## Task details:
Without the pictures, set down every line of the data exactly.

## Working data:
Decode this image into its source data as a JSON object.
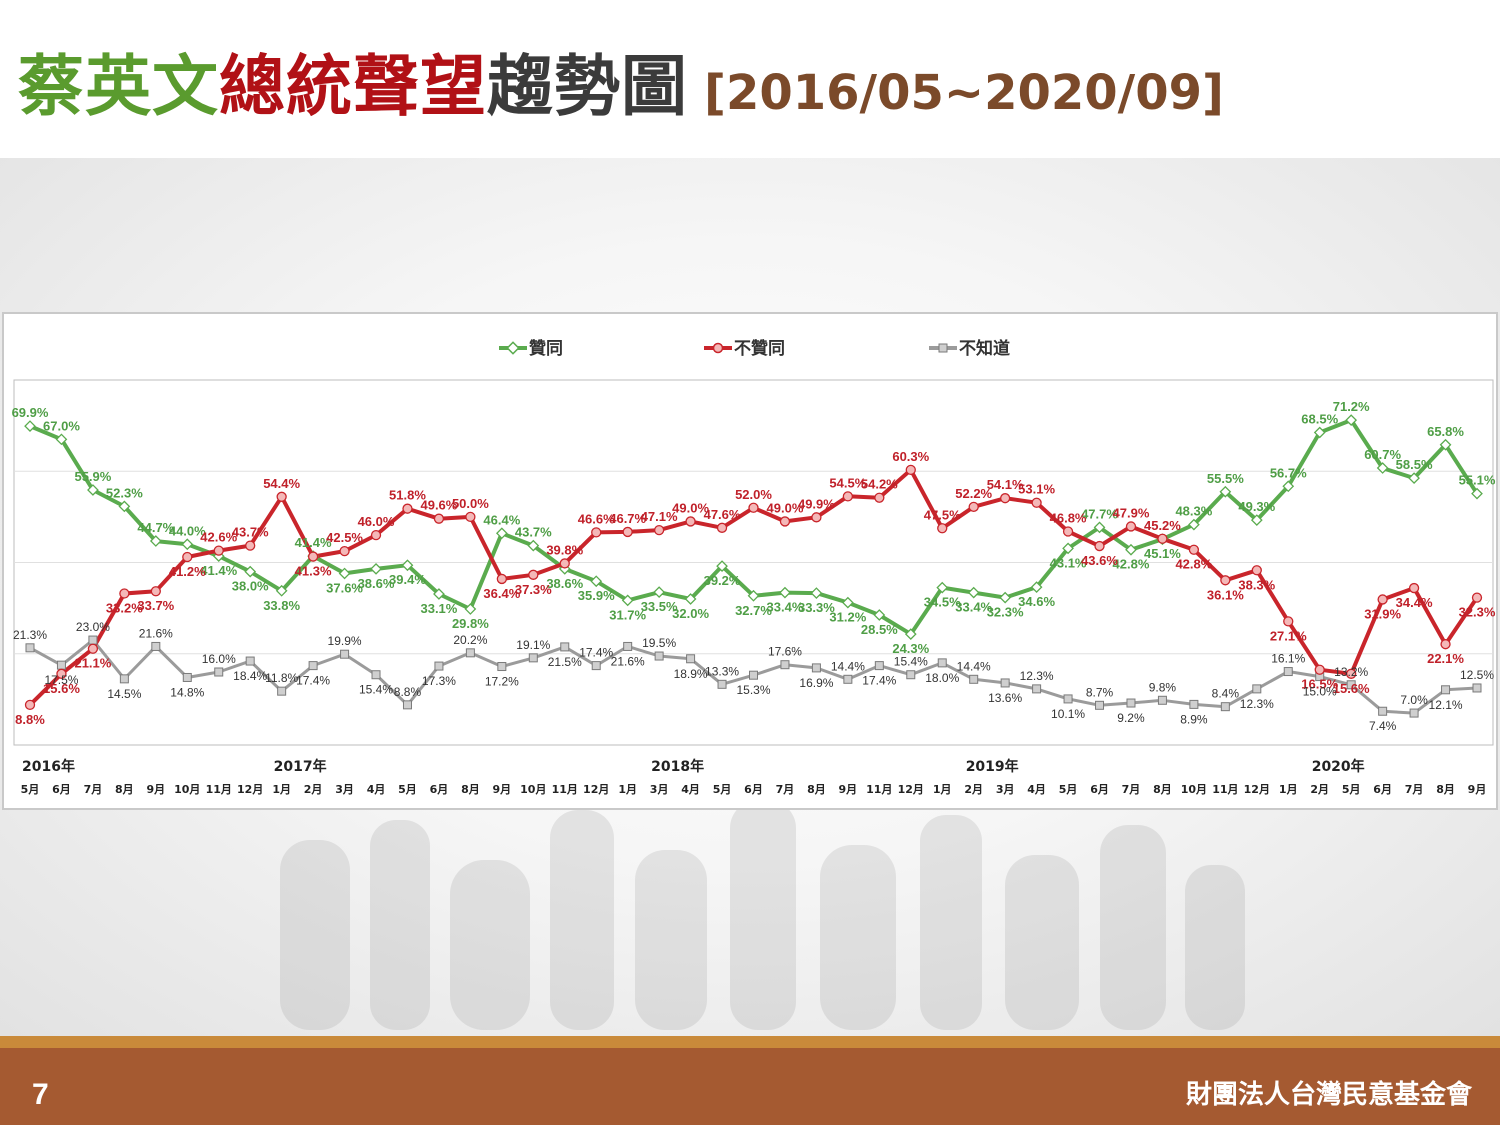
{
  "title": {
    "part1": "蔡英文",
    "part2": "總統聲望",
    "part3": "趨勢圖",
    "range": "[2016/05~2020/09]"
  },
  "colors": {
    "title_green": "#5a9b2e",
    "title_red": "#b11116",
    "title_dark": "#3b3b3b",
    "title_brown": "#7b4a2a",
    "approve": "#5aab4e",
    "disapprove": "#c9252b",
    "unknown": "#9b9b9b",
    "footer": "#a55a31"
  },
  "footer": {
    "page_number": "7",
    "organization": "財團法人台灣民意基金會"
  },
  "chart_data": {
    "type": "line",
    "title": "",
    "xlabel": "",
    "ylabel": "",
    "ylim": [
      0,
      80
    ],
    "grid": true,
    "legend_position": "top",
    "years": [
      {
        "label": "2016年",
        "index": 0
      },
      {
        "label": "2017年",
        "index": 8
      },
      {
        "label": "2018年",
        "index": 20
      },
      {
        "label": "2019年",
        "index": 30
      },
      {
        "label": "2020年",
        "index": 41
      }
    ],
    "categories": [
      "5月",
      "6月",
      "7月",
      "8月",
      "9月",
      "10月",
      "11月",
      "12月",
      "1月",
      "2月",
      "3月",
      "4月",
      "5月",
      "6月",
      "8月",
      "9月",
      "10月",
      "11月",
      "12月",
      "1月",
      "3月",
      "4月",
      "5月",
      "6月",
      "7月",
      "8月",
      "9月",
      "11月",
      "12月",
      "1月",
      "2月",
      "3月",
      "4月",
      "5月",
      "6月",
      "7月",
      "8月",
      "10月",
      "11月",
      "12月",
      "1月",
      "2月",
      "5月",
      "6月",
      "7月",
      "8月",
      "9月"
    ],
    "series": [
      {
        "name": "贊同",
        "color": "#5aab4e",
        "values": [
          69.9,
          67.0,
          55.9,
          52.3,
          44.7,
          44.0,
          41.4,
          38.0,
          33.8,
          41.4,
          37.6,
          38.6,
          39.4,
          33.1,
          29.8,
          46.4,
          43.7,
          38.6,
          35.9,
          31.7,
          33.5,
          32.0,
          39.2,
          32.7,
          33.4,
          33.3,
          31.2,
          28.5,
          24.3,
          34.5,
          33.4,
          32.3,
          34.6,
          43.1,
          47.7,
          42.8,
          45.1,
          48.3,
          55.5,
          49.3,
          56.7,
          68.5,
          71.2,
          60.7,
          58.5,
          65.8,
          55.1
        ]
      },
      {
        "name": "不贊同",
        "color": "#c9252b",
        "values": [
          8.8,
          15.6,
          21.1,
          33.2,
          33.7,
          41.2,
          42.6,
          43.7,
          54.4,
          41.3,
          42.5,
          46.0,
          51.8,
          49.6,
          50.0,
          36.4,
          37.3,
          39.8,
          46.6,
          46.7,
          47.1,
          49.0,
          47.6,
          52.0,
          49.0,
          49.9,
          54.5,
          54.2,
          60.3,
          47.5,
          52.2,
          54.1,
          53.1,
          46.8,
          43.6,
          47.9,
          45.2,
          42.8,
          36.1,
          38.3,
          27.1,
          16.5,
          15.6,
          31.9,
          34.4,
          22.1,
          32.3
        ]
      },
      {
        "name": "不知道",
        "color": "#9b9b9b",
        "values": [
          21.3,
          17.5,
          23.0,
          14.5,
          21.6,
          14.8,
          16.0,
          18.4,
          11.8,
          17.4,
          19.9,
          15.4,
          8.8,
          17.3,
          20.2,
          17.2,
          19.1,
          21.5,
          17.4,
          21.6,
          19.5,
          18.9,
          13.3,
          15.3,
          17.6,
          16.9,
          14.4,
          17.4,
          15.4,
          18.0,
          14.4,
          13.6,
          12.3,
          10.1,
          8.7,
          9.2,
          9.8,
          8.9,
          8.4,
          12.3,
          16.1,
          15.0,
          13.2,
          7.4,
          7.0,
          12.1,
          12.5
        ]
      }
    ]
  }
}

## Result:
Decode this image into its source data as a JSON object.
{
  "title": {
    "part1": "蔡英文",
    "part2": "總統聲望",
    "part3": "趨勢圖",
    "range": "[2016/05~2020/09]"
  },
  "colors": {
    "title_green": "#5a9b2e",
    "title_red": "#b11116",
    "title_dark": "#3b3b3b",
    "title_brown": "#7b4a2a",
    "approve": "#5aab4e",
    "disapprove": "#c9252b",
    "unknown": "#9b9b9b",
    "footer": "#a55a31"
  },
  "footer": {
    "page_number": "7",
    "organization": "財團法人台灣民意基金會"
  },
  "chart_data": {
    "type": "line",
    "title": "",
    "xlabel": "",
    "ylabel": "",
    "ylim": [
      0,
      80
    ],
    "grid": true,
    "legend_position": "top",
    "years": [
      {
        "label": "2016年",
        "index": 0
      },
      {
        "label": "2017年",
        "index": 8
      },
      {
        "label": "2018年",
        "index": 20
      },
      {
        "label": "2019年",
        "index": 30
      },
      {
        "label": "2020年",
        "index": 41
      }
    ],
    "categories": [
      "5月",
      "6月",
      "7月",
      "8月",
      "9月",
      "10月",
      "11月",
      "12月",
      "1月",
      "2月",
      "3月",
      "4月",
      "5月",
      "6月",
      "8月",
      "9月",
      "10月",
      "11月",
      "12月",
      "1月",
      "3月",
      "4月",
      "5月",
      "6月",
      "7月",
      "8月",
      "9月",
      "11月",
      "12月",
      "1月",
      "2月",
      "3月",
      "4月",
      "5月",
      "6月",
      "7月",
      "8月",
      "10月",
      "11月",
      "12月",
      "1月",
      "2月",
      "5月",
      "6月",
      "7月",
      "8月",
      "9月"
    ],
    "series": [
      {
        "name": "贊同",
        "color": "#5aab4e",
        "values": [
          69.9,
          67.0,
          55.9,
          52.3,
          44.7,
          44.0,
          41.4,
          38.0,
          33.8,
          41.4,
          37.6,
          38.6,
          39.4,
          33.1,
          29.8,
          46.4,
          43.7,
          38.6,
          35.9,
          31.7,
          33.5,
          32.0,
          39.2,
          32.7,
          33.4,
          33.3,
          31.2,
          28.5,
          24.3,
          34.5,
          33.4,
          32.3,
          34.6,
          43.1,
          47.7,
          42.8,
          45.1,
          48.3,
          55.5,
          49.3,
          56.7,
          68.5,
          71.2,
          60.7,
          58.5,
          65.8,
          55.1
        ]
      },
      {
        "name": "不贊同",
        "color": "#c9252b",
        "values": [
          8.8,
          15.6,
          21.1,
          33.2,
          33.7,
          41.2,
          42.6,
          43.7,
          54.4,
          41.3,
          42.5,
          46.0,
          51.8,
          49.6,
          50.0,
          36.4,
          37.3,
          39.8,
          46.6,
          46.7,
          47.1,
          49.0,
          47.6,
          52.0,
          49.0,
          49.9,
          54.5,
          54.2,
          60.3,
          47.5,
          52.2,
          54.1,
          53.1,
          46.8,
          43.6,
          47.9,
          45.2,
          42.8,
          36.1,
          38.3,
          27.1,
          16.5,
          15.6,
          31.9,
          34.4,
          22.1,
          32.3
        ]
      },
      {
        "name": "不知道",
        "color": "#9b9b9b",
        "values": [
          21.3,
          17.5,
          23.0,
          14.5,
          21.6,
          14.8,
          16.0,
          18.4,
          11.8,
          17.4,
          19.9,
          15.4,
          8.8,
          17.3,
          20.2,
          17.2,
          19.1,
          21.5,
          17.4,
          21.6,
          19.5,
          18.9,
          13.3,
          15.3,
          17.6,
          16.9,
          14.4,
          17.4,
          15.4,
          18.0,
          14.4,
          13.6,
          12.3,
          10.1,
          8.7,
          9.2,
          9.8,
          8.9,
          8.4,
          12.3,
          16.1,
          15.0,
          13.2,
          7.4,
          7.0,
          12.1,
          12.5
        ]
      }
    ]
  }
}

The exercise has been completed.